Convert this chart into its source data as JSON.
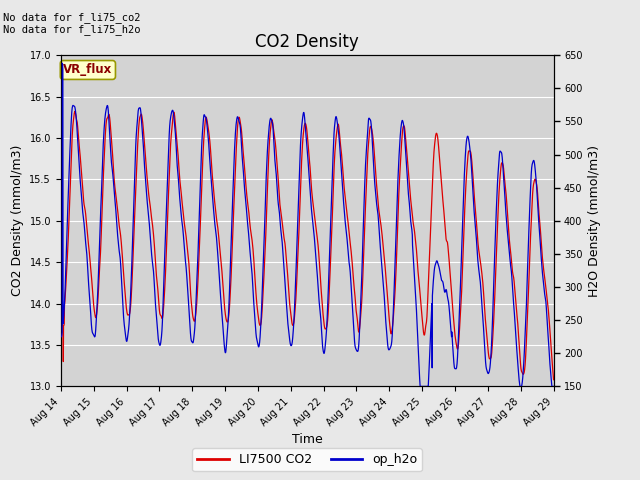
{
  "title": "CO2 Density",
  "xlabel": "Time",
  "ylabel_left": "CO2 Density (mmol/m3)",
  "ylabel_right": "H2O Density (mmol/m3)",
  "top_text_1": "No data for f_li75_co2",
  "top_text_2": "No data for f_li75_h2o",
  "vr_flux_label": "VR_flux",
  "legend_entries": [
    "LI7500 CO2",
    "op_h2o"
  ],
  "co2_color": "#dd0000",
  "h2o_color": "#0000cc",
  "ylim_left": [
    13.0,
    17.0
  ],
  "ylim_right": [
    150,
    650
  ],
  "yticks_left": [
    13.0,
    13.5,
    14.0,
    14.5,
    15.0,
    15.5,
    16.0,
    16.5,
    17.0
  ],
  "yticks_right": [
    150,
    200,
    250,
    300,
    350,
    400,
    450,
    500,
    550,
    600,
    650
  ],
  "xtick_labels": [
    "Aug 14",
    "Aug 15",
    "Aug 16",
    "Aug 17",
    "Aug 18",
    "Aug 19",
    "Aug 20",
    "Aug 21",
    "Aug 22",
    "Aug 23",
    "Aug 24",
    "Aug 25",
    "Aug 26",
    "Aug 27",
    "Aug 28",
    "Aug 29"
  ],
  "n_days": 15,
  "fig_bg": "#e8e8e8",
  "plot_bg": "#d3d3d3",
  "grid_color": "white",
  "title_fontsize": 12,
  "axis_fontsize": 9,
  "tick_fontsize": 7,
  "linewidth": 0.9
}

|---|

Prompt
Make an exact copy of the records above, with the pictures left out.

Response to the task
Convert this chart into its source data as JSON.
{
  "title": "CO2 Density",
  "xlabel": "Time",
  "ylabel_left": "CO2 Density (mmol/m3)",
  "ylabel_right": "H2O Density (mmol/m3)",
  "top_text_1": "No data for f_li75_co2",
  "top_text_2": "No data for f_li75_h2o",
  "vr_flux_label": "VR_flux",
  "legend_entries": [
    "LI7500 CO2",
    "op_h2o"
  ],
  "co2_color": "#dd0000",
  "h2o_color": "#0000cc",
  "ylim_left": [
    13.0,
    17.0
  ],
  "ylim_right": [
    150,
    650
  ],
  "yticks_left": [
    13.0,
    13.5,
    14.0,
    14.5,
    15.0,
    15.5,
    16.0,
    16.5,
    17.0
  ],
  "yticks_right": [
    150,
    200,
    250,
    300,
    350,
    400,
    450,
    500,
    550,
    600,
    650
  ],
  "xtick_labels": [
    "Aug 14",
    "Aug 15",
    "Aug 16",
    "Aug 17",
    "Aug 18",
    "Aug 19",
    "Aug 20",
    "Aug 21",
    "Aug 22",
    "Aug 23",
    "Aug 24",
    "Aug 25",
    "Aug 26",
    "Aug 27",
    "Aug 28",
    "Aug 29"
  ],
  "n_days": 15,
  "fig_bg": "#e8e8e8",
  "plot_bg": "#d3d3d3",
  "grid_color": "white",
  "title_fontsize": 12,
  "axis_fontsize": 9,
  "tick_fontsize": 7,
  "linewidth": 0.9
}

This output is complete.